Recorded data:
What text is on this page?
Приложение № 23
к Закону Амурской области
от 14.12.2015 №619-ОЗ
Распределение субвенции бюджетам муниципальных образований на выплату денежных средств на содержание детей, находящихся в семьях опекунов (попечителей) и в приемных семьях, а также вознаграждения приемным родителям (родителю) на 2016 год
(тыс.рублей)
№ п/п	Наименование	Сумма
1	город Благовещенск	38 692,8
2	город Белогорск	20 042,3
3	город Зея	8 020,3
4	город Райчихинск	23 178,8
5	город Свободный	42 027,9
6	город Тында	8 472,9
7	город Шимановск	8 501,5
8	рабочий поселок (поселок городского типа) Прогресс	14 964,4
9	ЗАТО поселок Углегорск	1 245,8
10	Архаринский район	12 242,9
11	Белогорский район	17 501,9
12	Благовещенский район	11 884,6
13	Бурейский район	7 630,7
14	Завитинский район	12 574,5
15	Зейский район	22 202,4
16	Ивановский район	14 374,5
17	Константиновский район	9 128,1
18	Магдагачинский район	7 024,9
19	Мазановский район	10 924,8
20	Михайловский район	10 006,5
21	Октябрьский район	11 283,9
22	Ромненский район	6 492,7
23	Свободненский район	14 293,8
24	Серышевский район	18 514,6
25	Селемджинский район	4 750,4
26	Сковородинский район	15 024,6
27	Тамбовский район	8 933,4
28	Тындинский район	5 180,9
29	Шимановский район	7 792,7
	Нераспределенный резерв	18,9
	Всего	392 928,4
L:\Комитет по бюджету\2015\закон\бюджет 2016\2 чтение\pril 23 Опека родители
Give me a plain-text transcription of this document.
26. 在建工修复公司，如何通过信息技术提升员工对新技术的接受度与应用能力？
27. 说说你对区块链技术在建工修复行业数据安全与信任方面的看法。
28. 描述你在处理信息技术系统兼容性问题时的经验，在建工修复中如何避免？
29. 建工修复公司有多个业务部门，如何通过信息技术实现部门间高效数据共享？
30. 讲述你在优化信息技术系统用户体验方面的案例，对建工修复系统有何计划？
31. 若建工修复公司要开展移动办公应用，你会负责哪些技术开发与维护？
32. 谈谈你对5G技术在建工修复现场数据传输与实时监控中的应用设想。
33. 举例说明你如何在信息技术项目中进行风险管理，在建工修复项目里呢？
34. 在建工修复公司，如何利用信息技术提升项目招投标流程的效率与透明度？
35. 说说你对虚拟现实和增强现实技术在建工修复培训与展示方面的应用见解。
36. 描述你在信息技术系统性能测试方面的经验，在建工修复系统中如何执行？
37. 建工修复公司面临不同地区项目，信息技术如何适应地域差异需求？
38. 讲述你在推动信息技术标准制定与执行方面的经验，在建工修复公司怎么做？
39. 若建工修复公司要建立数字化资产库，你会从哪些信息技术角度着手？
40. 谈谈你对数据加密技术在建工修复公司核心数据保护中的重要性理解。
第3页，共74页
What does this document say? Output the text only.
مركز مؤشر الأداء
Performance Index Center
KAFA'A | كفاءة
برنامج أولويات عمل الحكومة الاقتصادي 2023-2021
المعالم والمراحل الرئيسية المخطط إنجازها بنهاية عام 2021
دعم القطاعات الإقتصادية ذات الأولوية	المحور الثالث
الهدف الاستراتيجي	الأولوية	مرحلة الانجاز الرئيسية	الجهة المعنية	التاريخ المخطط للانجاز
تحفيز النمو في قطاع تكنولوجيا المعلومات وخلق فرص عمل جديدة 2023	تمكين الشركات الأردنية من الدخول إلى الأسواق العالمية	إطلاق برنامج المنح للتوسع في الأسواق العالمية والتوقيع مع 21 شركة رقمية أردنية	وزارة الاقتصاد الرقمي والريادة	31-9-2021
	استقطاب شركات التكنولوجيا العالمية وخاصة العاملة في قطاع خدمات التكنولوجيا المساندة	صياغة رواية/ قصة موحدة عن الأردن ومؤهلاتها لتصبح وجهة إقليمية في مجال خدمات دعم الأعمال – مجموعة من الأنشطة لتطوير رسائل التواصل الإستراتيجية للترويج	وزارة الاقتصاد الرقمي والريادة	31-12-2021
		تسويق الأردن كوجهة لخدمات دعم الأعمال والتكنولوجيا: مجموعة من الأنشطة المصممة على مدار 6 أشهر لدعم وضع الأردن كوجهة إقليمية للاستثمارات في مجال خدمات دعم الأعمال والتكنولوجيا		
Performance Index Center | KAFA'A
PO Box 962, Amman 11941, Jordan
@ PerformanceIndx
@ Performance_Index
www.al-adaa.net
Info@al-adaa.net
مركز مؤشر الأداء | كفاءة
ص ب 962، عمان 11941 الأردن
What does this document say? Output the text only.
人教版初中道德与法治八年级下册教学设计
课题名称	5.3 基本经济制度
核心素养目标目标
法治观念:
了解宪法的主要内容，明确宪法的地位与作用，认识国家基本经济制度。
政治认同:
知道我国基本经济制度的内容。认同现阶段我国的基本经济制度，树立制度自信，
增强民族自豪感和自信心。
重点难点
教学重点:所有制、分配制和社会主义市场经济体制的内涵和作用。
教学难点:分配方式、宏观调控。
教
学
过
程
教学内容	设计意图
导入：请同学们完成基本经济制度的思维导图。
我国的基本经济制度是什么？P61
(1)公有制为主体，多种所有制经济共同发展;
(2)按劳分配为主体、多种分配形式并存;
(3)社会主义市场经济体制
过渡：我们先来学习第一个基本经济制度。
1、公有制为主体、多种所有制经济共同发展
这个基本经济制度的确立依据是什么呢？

— Exercise —
Retype the listing exactly, in full.

— Exercise answer —
What text is on this page?
Приложение № 23
к Закону Амурской области
от 14.12.2015 №619-ОЗ
Распределение субвенции бюджетам муниципальных образований на выплату денежных средств на содержание детей, находящихся в семьях опекунов (попечителей) и в приемных семьях, а также вознаграждения приемным родителям (родителю) на 2016 год
(тыс.рублей)
№ п/п	Наименование	Сумма
1	город Благовещенск	38 692,8
2	город Белогорск	20 042,3
3	город Зея	8 020,3
4	город Райчихинск	23 178,8
5	город Свободный	42 027,9
6	город Тында	8 472,9
7	город Шимановск	8 501,5
8	рабочий поселок (поселок городского типа) Прогресс	14 964,4
9	ЗАТО поселок Углегорск	1 245,8
10	Архаринский район	12 242,9
11	Белогорский район	17 501,9
12	Благовещенский район	11 884,6
13	Бурейский район	7 630,7
14	Завитинский район	12 574,5
15	Зейский район	22 202,4
16	Ивановский район	14 374,5
17	Константиновский район	9 128,1
18	Магдагачинский район	7 024,9
19	Мазановский район	10 924,8
20	Михайловский район	10 006,5
21	Октябрьский район	11 283,9
22	Ромненский район	6 492,7
23	Свободненский район	14 293,8
24	Серышевский район	18 514,6
25	Селемджинский район	4 750,4
26	Сковородинский район	15 024,6
27	Тамбовский район	8 933,4
28	Тындинский район	5 180,9
29	Шимановский район	7 792,7
	Нераспределенный резерв	18,9
	Всего	392 928,4
L:\Комитет по бюджету\2015\закон\бюджет 2016\2 чтение\pril 23 Опека родители
Give me a plain-text transcription of this document.
26. 在建工修复公司，如何通过信息技术提升员工对新技术的接受度与应用能力？
27. 说说你对区块链技术在建工修复行业数据安全与信任方面的看法。
28. 描述你在处理信息技术系统兼容性问题时的经验，在建工修复中如何避免？
29. 建工修复公司有多个业务部门，如何通过信息技术实现部门间高效数据共享？
30. 讲述你在优化信息技术系统用户体验方面的案例，对建工修复系统有何计划？
31. 若建工修复公司要开展移动办公应用，你会负责哪些技术开发与维护？
32. 谈谈你对5G技术在建工修复现场数据传输与实时监控中的应用设想。
33. 举例说明你如何在信息技术项目中进行风险管理，在建工修复项目里呢？
34. 在建工修复公司，如何利用信息技术提升项目招投标流程的效率与透明度？
35. 说说你对虚拟现实和增强现实技术在建工修复培训与展示方面的应用见解。
36. 描述你在信息技术系统性能测试方面的经验，在建工修复系统中如何执行？
37. 建工修复公司面临不同地区项目，信息技术如何适应地域差异需求？
38. 讲述你在推动信息技术标准制定与执行方面的经验，在建工修复公司怎么做？
39. 若建工修复公司要建立数字化资产库，你会从哪些信息技术角度着手？
40. 谈谈你对数据加密技术在建工修复公司核心数据保护中的重要性理解。
第3页，共74页
What does this document say? Output the text only.
مركز مؤشر الأداء
Performance Index Center
KAFA'A | كفاءة
برنامج أولويات عمل الحكومة الاقتصادي 2023-2021
المعالم والمراحل الرئيسية المخطط إنجازها بنهاية عام 2021
دعم القطاعات الإقتصادية ذات الأولوية	المحور الثالث
الهدف الاستراتيجي	الأولوية	مرحلة الانجاز الرئيسية	الجهة المعنية	التاريخ المخطط للانجاز
تحفيز النمو في قطاع تكنولوجيا المعلومات وخلق فرص عمل جديدة 2023	تمكين الشركات الأردنية من الدخول إلى الأسواق العالمية	إطلاق برنامج المنح للتوسع في الأسواق العالمية والتوقيع مع 21 شركة رقمية أردنية	وزارة الاقتصاد الرقمي والريادة	31-9-2021
	استقطاب شركات التكنولوجيا العالمية وخاصة العاملة في قطاع خدمات التكنولوجيا المساندة	صياغة رواية/ قصة موحدة عن الأردن ومؤهلاتها لتصبح وجهة إقليمية في مجال خدمات دعم الأعمال – مجموعة من الأنشطة لتطوير رسائل التواصل الإستراتيجية للترويج	وزارة الاقتصاد الرقمي والريادة	31-12-2021
		تسويق الأردن كوجهة لخدمات دعم الأعمال والتكنولوجيا: مجموعة من الأنشطة المصممة على مدار 6 أشهر لدعم وضع الأردن كوجهة إقليمية للاستثمارات في مجال خدمات دعم الأعمال والتكنولوجيا		
Performance Index Center | KAFA'A
PO Box 962, Amman 11941, Jordan
@ PerformanceIndx
@ Performance_Index
www.al-adaa.net
Info@al-adaa.net
مركز مؤشر الأداء | كفاءة
ص ب 962، عمان 11941 الأردن
What does this document say? Output the text only.
人教版初中道德与法治八年级下册教学设计
课题名称	5.3 基本经济制度
核心素养目标目标
法治观念:
了解宪法的主要内容，明确宪法的地位与作用，认识国家基本经济制度。
政治认同:
知道我国基本经济制度的内容。认同现阶段我国的基本经济制度，树立制度自信，
增强民族自豪感和自信心。
重点难点
教学重点:所有制、分配制和社会主义市场经济体制的内涵和作用。
教学难点:分配方式、宏观调控。
教
学
过
程
教学内容	设计意图
导入：请同学们完成基本经济制度的思维导图。
我国的基本经济制度是什么？P61
(1)公有制为主体，多种所有制经济共同发展;
(2)按劳分配为主体、多种分配形式并存;
(3)社会主义市场经济体制
过渡：我们先来学习第一个基本经济制度。
1、公有制为主体、多种所有制经济共同发展
这个基本经济制度的确立依据是什么呢？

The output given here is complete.